--- Exercise task ---
Each line containing the word "page" must be reported.

--- Supplied material ---
"""

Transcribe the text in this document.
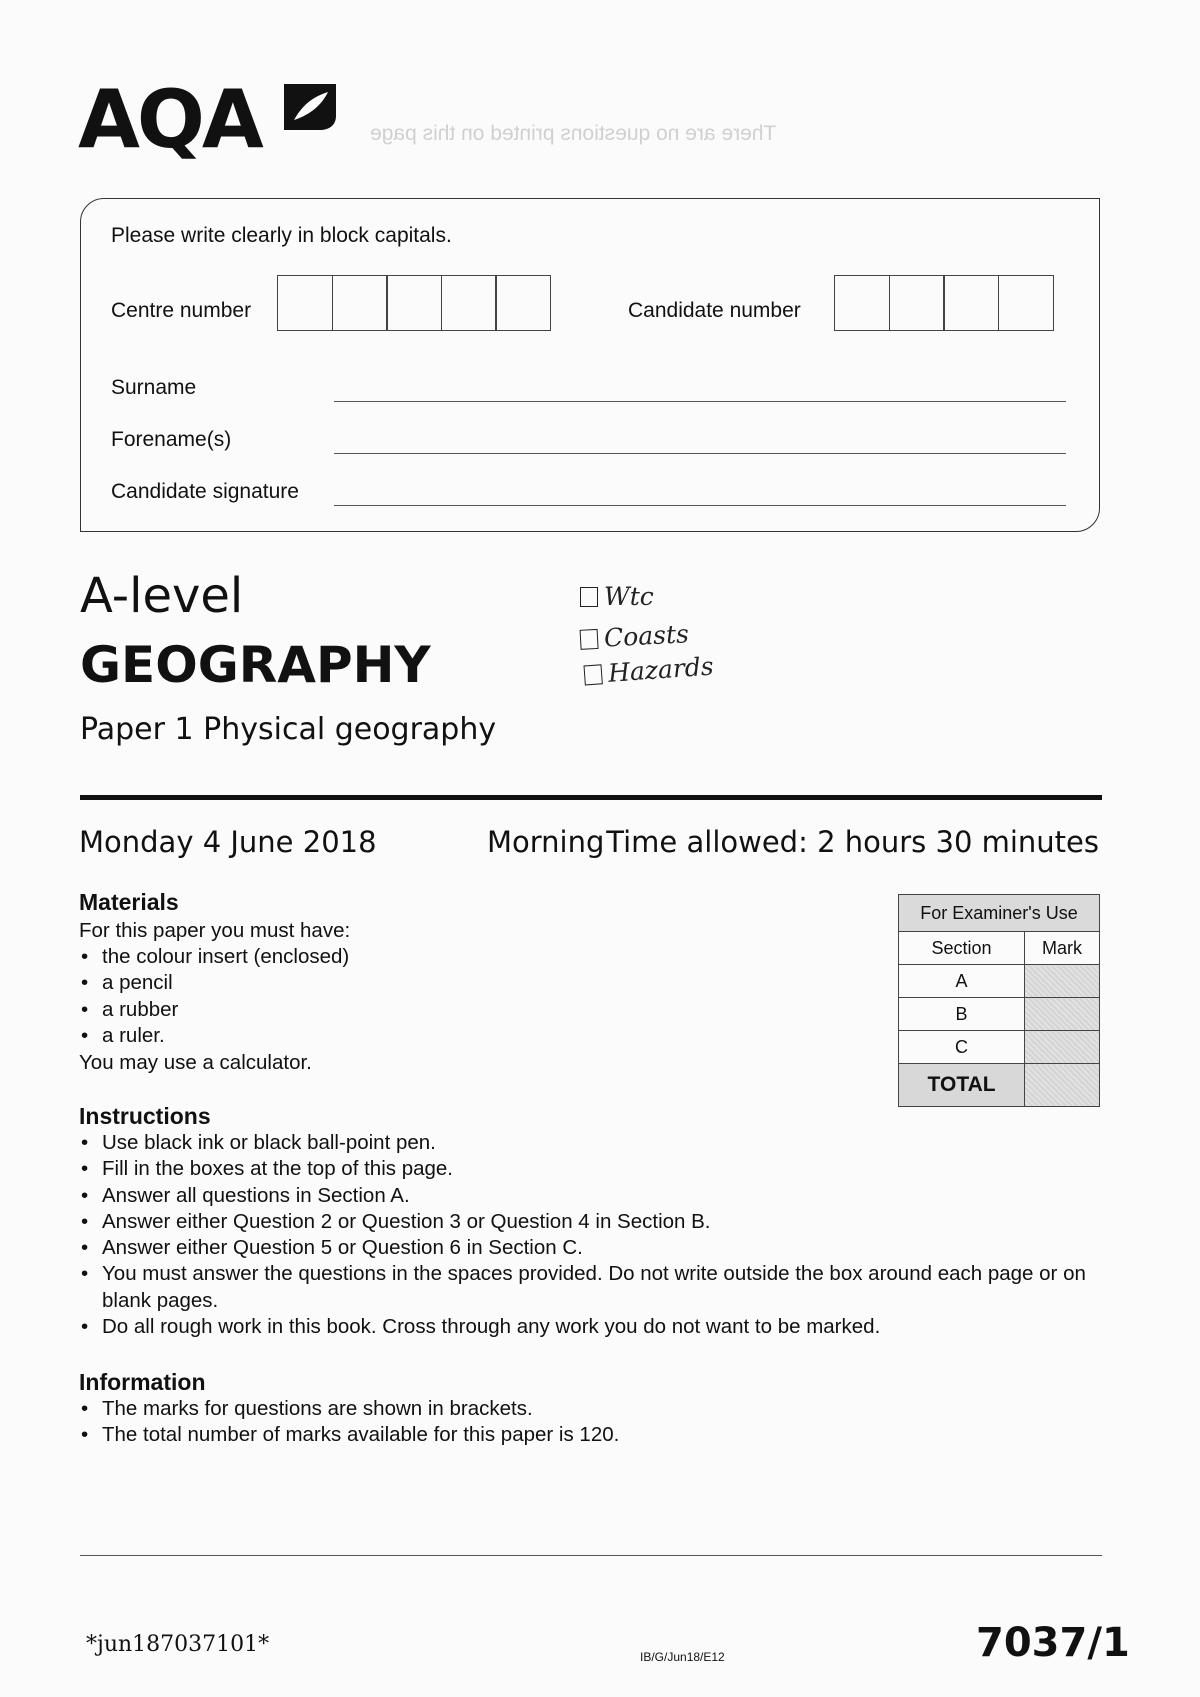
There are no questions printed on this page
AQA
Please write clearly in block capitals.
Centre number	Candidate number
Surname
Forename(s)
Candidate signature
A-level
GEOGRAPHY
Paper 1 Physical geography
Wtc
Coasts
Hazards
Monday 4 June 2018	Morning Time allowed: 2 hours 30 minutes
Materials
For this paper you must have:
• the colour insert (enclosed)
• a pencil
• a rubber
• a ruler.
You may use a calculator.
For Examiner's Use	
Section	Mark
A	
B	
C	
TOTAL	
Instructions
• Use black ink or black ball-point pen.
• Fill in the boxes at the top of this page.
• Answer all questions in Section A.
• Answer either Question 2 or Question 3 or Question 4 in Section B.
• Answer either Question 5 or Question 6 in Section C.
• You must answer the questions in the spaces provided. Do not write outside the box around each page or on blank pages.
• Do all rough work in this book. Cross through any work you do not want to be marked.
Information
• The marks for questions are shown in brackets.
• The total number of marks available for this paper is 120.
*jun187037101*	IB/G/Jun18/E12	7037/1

"""

--- Finished answer ---
There are no questions printed on this page
• Fill in the boxes at the top of this page.
• You must answer the questions in the spaces provided. Do not write outside the box around each page or on blank pages.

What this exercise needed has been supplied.